→ **Written problem**:
Give back the records below exactly, every one, with no pictures.

────────────────

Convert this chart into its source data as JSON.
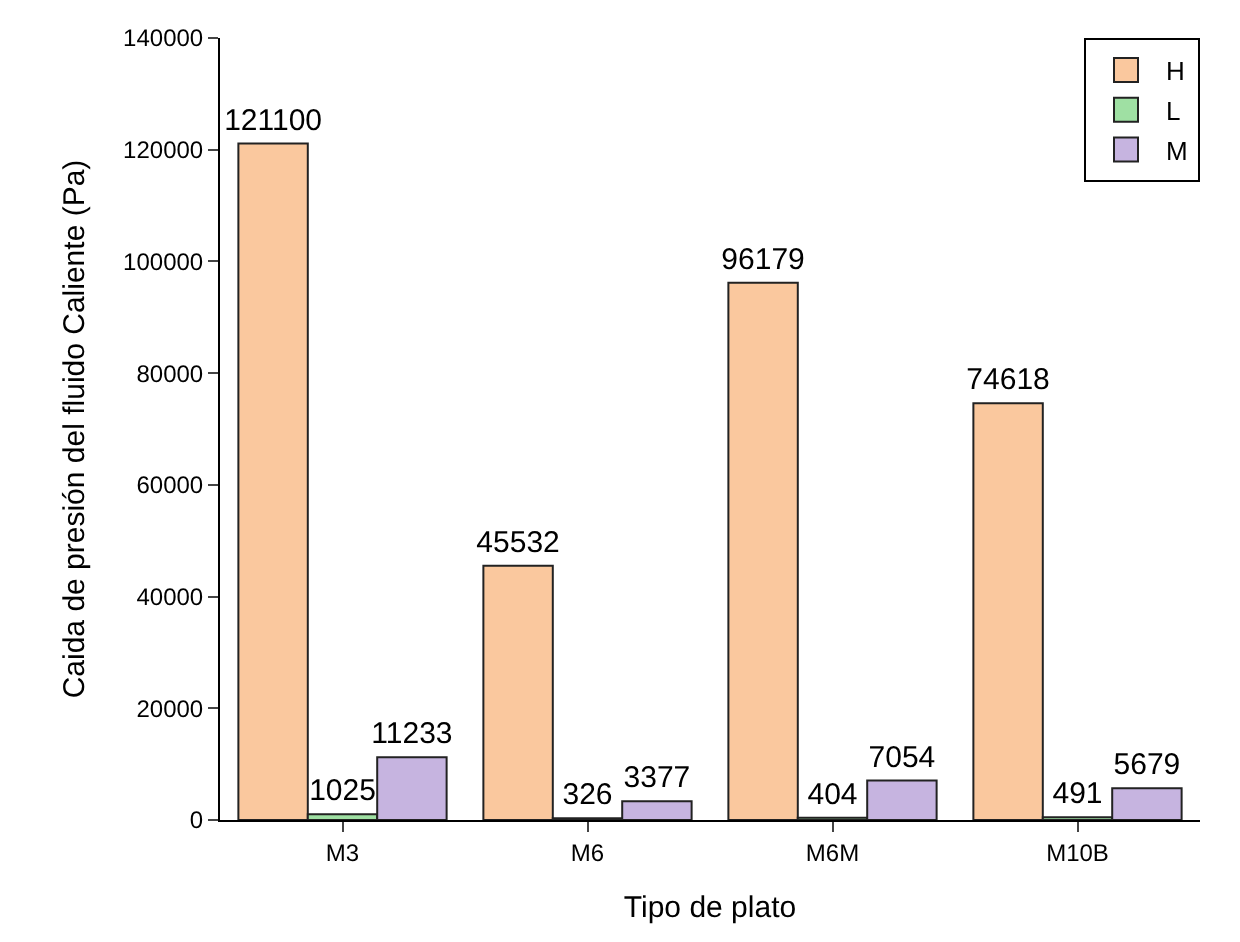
{
  "chart_data": {
    "type": "bar",
    "xlabel": "Tipo de plato",
    "ylabel": "Caida de presión del fluido Caliente (Pa)",
    "categories": [
      "M3",
      "M6",
      "M6M",
      "M10B"
    ],
    "series": [
      {
        "name": "H",
        "color": "#fac89e",
        "values": [
          121100,
          45532,
          96179,
          74618
        ]
      },
      {
        "name": "L",
        "color": "#9fe0a3",
        "values": [
          1025,
          326,
          404,
          491
        ]
      },
      {
        "name": "M",
        "color": "#c6b4e0",
        "values": [
          11233,
          3377,
          7054,
          5679
        ]
      }
    ],
    "ylim": [
      0,
      140000
    ],
    "yticks": [
      0,
      20000,
      40000,
      60000,
      80000,
      100000,
      120000,
      140000
    ],
    "data_labels": true,
    "legend": "top right"
  }
}
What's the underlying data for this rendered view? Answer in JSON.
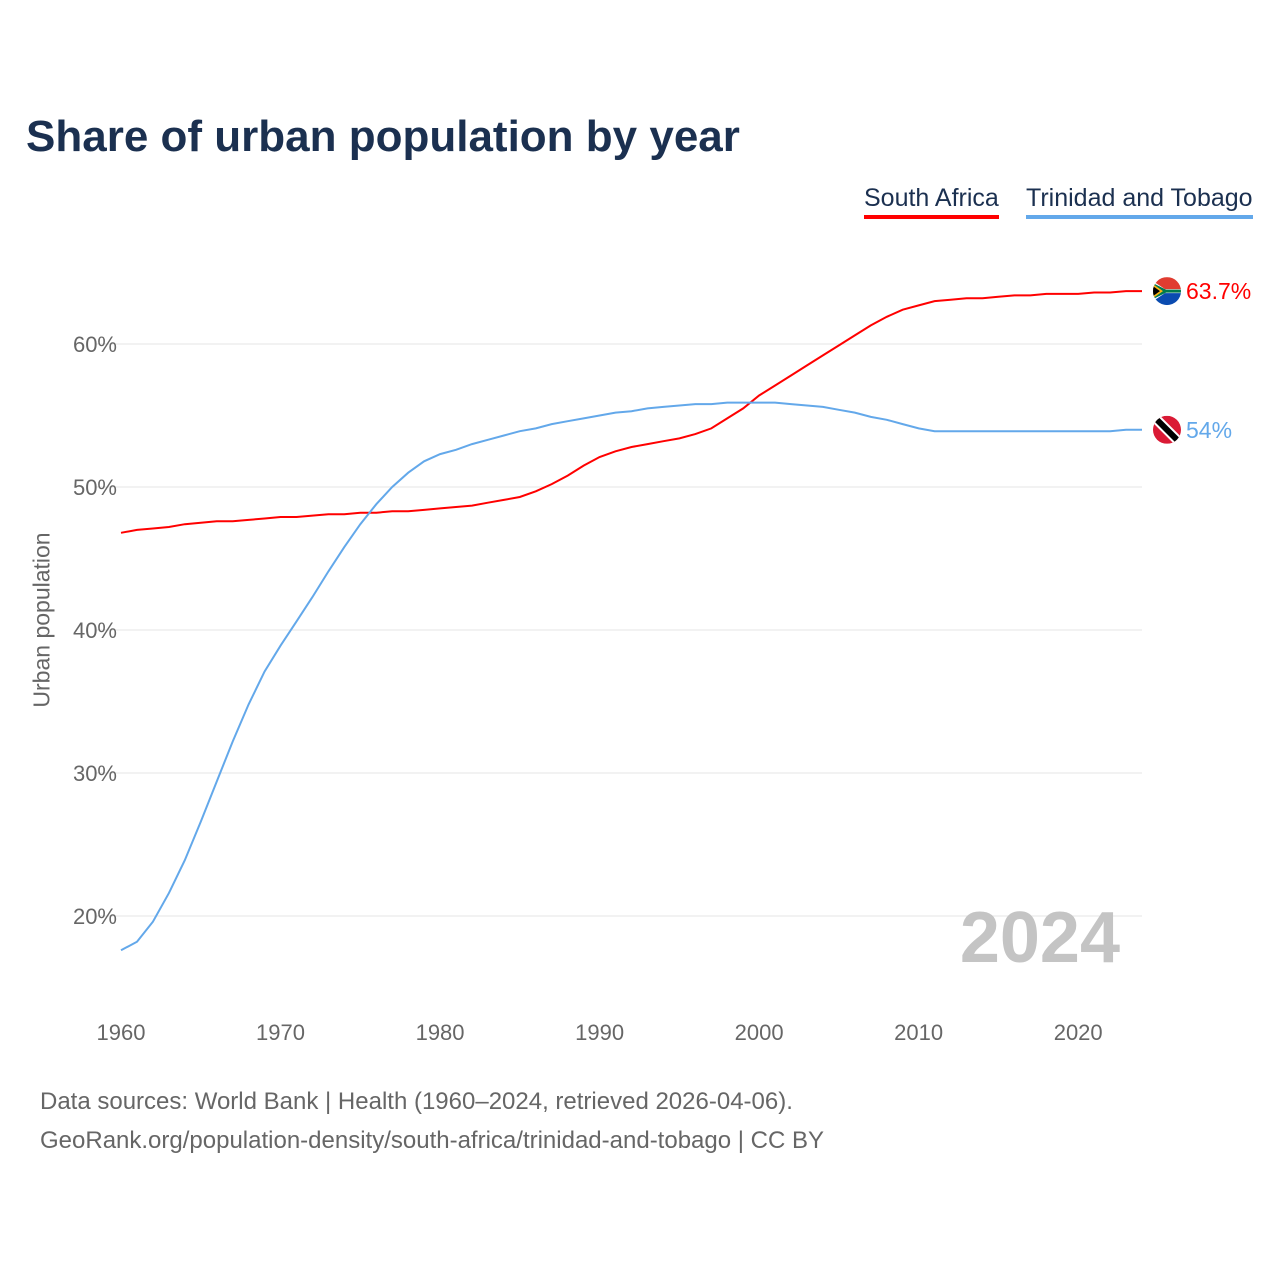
{
  "chart_data": {
    "type": "line",
    "title": "Share of urban population by year",
    "xlabel": "",
    "ylabel": "Urban population",
    "xlim": [
      1960,
      2024
    ],
    "ylim": [
      15,
      66
    ],
    "x_ticks": [
      1960,
      1970,
      1980,
      1990,
      2000,
      2010,
      2020
    ],
    "y_ticks": [
      20,
      30,
      40,
      50,
      60
    ],
    "y_tick_labels": [
      "20%",
      "30%",
      "40%",
      "50%",
      "60%"
    ],
    "grid": true,
    "legend_position": "top-right",
    "watermark_year": "2024",
    "x": [
      1960,
      1961,
      1962,
      1963,
      1964,
      1965,
      1966,
      1967,
      1968,
      1969,
      1970,
      1971,
      1972,
      1973,
      1974,
      1975,
      1976,
      1977,
      1978,
      1979,
      1980,
      1981,
      1982,
      1983,
      1984,
      1985,
      1986,
      1987,
      1988,
      1989,
      1990,
      1991,
      1992,
      1993,
      1994,
      1995,
      1996,
      1997,
      1998,
      1999,
      2000,
      2001,
      2002,
      2003,
      2004,
      2005,
      2006,
      2007,
      2008,
      2009,
      2010,
      2011,
      2012,
      2013,
      2014,
      2015,
      2016,
      2017,
      2018,
      2019,
      2020,
      2021,
      2022,
      2023,
      2024
    ],
    "series": [
      {
        "name": "South Africa",
        "color": "#ff0000",
        "end_label": "63.7%",
        "flag": "south-africa",
        "values": [
          46.8,
          47.0,
          47.1,
          47.2,
          47.4,
          47.5,
          47.6,
          47.6,
          47.7,
          47.8,
          47.9,
          47.9,
          48.0,
          48.1,
          48.1,
          48.2,
          48.2,
          48.3,
          48.3,
          48.4,
          48.5,
          48.6,
          48.7,
          48.9,
          49.1,
          49.3,
          49.7,
          50.2,
          50.8,
          51.5,
          52.1,
          52.5,
          52.8,
          53.0,
          53.2,
          53.4,
          53.7,
          54.1,
          54.8,
          55.5,
          56.4,
          57.1,
          57.8,
          58.5,
          59.2,
          59.9,
          60.6,
          61.3,
          61.9,
          62.4,
          62.7,
          63.0,
          63.1,
          63.2,
          63.2,
          63.3,
          63.4,
          63.4,
          63.5,
          63.5,
          63.5,
          63.6,
          63.6,
          63.7,
          63.7
        ]
      },
      {
        "name": "Trinidad and Tobago",
        "color": "#63a8ea",
        "end_label": "54%",
        "flag": "trinidad-and-tobago",
        "values": [
          17.6,
          18.2,
          19.6,
          21.6,
          23.9,
          26.6,
          29.4,
          32.2,
          34.8,
          37.1,
          38.9,
          40.6,
          42.3,
          44.1,
          45.8,
          47.4,
          48.8,
          50.0,
          51.0,
          51.8,
          52.3,
          52.6,
          53.0,
          53.3,
          53.6,
          53.9,
          54.1,
          54.4,
          54.6,
          54.8,
          55.0,
          55.2,
          55.3,
          55.5,
          55.6,
          55.7,
          55.8,
          55.8,
          55.9,
          55.9,
          55.9,
          55.9,
          55.8,
          55.7,
          55.6,
          55.4,
          55.2,
          54.9,
          54.7,
          54.4,
          54.1,
          53.9,
          53.9,
          53.9,
          53.9,
          53.9,
          53.9,
          53.9,
          53.9,
          53.9,
          53.9,
          53.9,
          53.9,
          54.0,
          54.0
        ]
      }
    ]
  },
  "footer": {
    "sources": "Data sources: World Bank | Health (1960–2024, retrieved 2026-04-06).",
    "url": "GeoRank.org/population-density/south-africa/trinidad-and-tobago | CC BY"
  }
}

────────────────

→ **Worked answer**:
Convert this chart into its source data as JSON.
{
  "chart_data": {
    "type": "bar",
    "xlabel": "Tipo de plato",
    "ylabel": "Caida de presión del fluido Caliente (Pa)",
    "categories": [
      "M3",
      "M6",
      "M6M",
      "M10B"
    ],
    "series": [
      {
        "name": "H",
        "color": "#fac89e",
        "values": [
          121100,
          45532,
          96179,
          74618
        ]
      },
      {
        "name": "L",
        "color": "#9fe0a3",
        "values": [
          1025,
          326,
          404,
          491
        ]
      },
      {
        "name": "M",
        "color": "#c6b4e0",
        "values": [
          11233,
          3377,
          7054,
          5679
        ]
      }
    ],
    "ylim": [
      0,
      140000
    ],
    "yticks": [
      0,
      20000,
      40000,
      60000,
      80000,
      100000,
      120000,
      140000
    ],
    "data_labels": true,
    "legend": "top right"
  }
}
What's the underlying data for this rendered view? Answer in JSON.
{
  "chart_data": {
    "type": "line",
    "title": "Share of urban population by year",
    "xlabel": "",
    "ylabel": "Urban population",
    "xlim": [
      1960,
      2024
    ],
    "ylim": [
      15,
      66
    ],
    "x_ticks": [
      1960,
      1970,
      1980,
      1990,
      2000,
      2010,
      2020
    ],
    "y_ticks": [
      20,
      30,
      40,
      50,
      60
    ],
    "y_tick_labels": [
      "20%",
      "30%",
      "40%",
      "50%",
      "60%"
    ],
    "grid": true,
    "legend_position": "top-right",
    "watermark_year": "2024",
    "x": [
      1960,
      1961,
      1962,
      1963,
      1964,
      1965,
      1966,
      1967,
      1968,
      1969,
      1970,
      1971,
      1972,
      1973,
      1974,
      1975,
      1976,
      1977,
      1978,
      1979,
      1980,
      1981,
      1982,
      1983,
      1984,
      1985,
      1986,
      1987,
      1988,
      1989,
      1990,
      1991,
      1992,
      1993,
      1994,
      1995,
      1996,
      1997,
      1998,
      1999,
      2000,
      2001,
      2002,
      2003,
      2004,
      2005,
      2006,
      2007,
      2008,
      2009,
      2010,
      2011,
      2012,
      2013,
      2014,
      2015,
      2016,
      2017,
      2018,
      2019,
      2020,
      2021,
      2022,
      2023,
      2024
    ],
    "series": [
      {
        "name": "South Africa",
        "color": "#ff0000",
        "end_label": "63.7%",
        "flag": "south-africa",
        "values": [
          46.8,
          47.0,
          47.1,
          47.2,
          47.4,
          47.5,
          47.6,
          47.6,
          47.7,
          47.8,
          47.9,
          47.9,
          48.0,
          48.1,
          48.1,
          48.2,
          48.2,
          48.3,
          48.3,
          48.4,
          48.5,
          48.6,
          48.7,
          48.9,
          49.1,
          49.3,
          49.7,
          50.2,
          50.8,
          51.5,
          52.1,
          52.5,
          52.8,
          53.0,
          53.2,
          53.4,
          53.7,
          54.1,
          54.8,
          55.5,
          56.4,
          57.1,
          57.8,
          58.5,
          59.2,
          59.9,
          60.6,
          61.3,
          61.9,
          62.4,
          62.7,
          63.0,
          63.1,
          63.2,
          63.2,
          63.3,
          63.4,
          63.4,
          63.5,
          63.5,
          63.5,
          63.6,
          63.6,
          63.7,
          63.7
        ]
      },
      {
        "name": "Trinidad and Tobago",
        "color": "#63a8ea",
        "end_label": "54%",
        "flag": "trinidad-and-tobago",
        "values": [
          17.6,
          18.2,
          19.6,
          21.6,
          23.9,
          26.6,
          29.4,
          32.2,
          34.8,
          37.1,
          38.9,
          40.6,
          42.3,
          44.1,
          45.8,
          47.4,
          48.8,
          50.0,
          51.0,
          51.8,
          52.3,
          52.6,
          53.0,
          53.3,
          53.6,
          53.9,
          54.1,
          54.4,
          54.6,
          54.8,
          55.0,
          55.2,
          55.3,
          55.5,
          55.6,
          55.7,
          55.8,
          55.8,
          55.9,
          55.9,
          55.9,
          55.9,
          55.8,
          55.7,
          55.6,
          55.4,
          55.2,
          54.9,
          54.7,
          54.4,
          54.1,
          53.9,
          53.9,
          53.9,
          53.9,
          53.9,
          53.9,
          53.9,
          53.9,
          53.9,
          53.9,
          53.9,
          53.9,
          54.0,
          54.0
        ]
      }
    ]
  },
  "footer": {
    "sources": "Data sources: World Bank | Health (1960–2024, retrieved 2026-04-06).",
    "url": "GeoRank.org/population-density/south-africa/trinidad-and-tobago | CC BY"
  }
}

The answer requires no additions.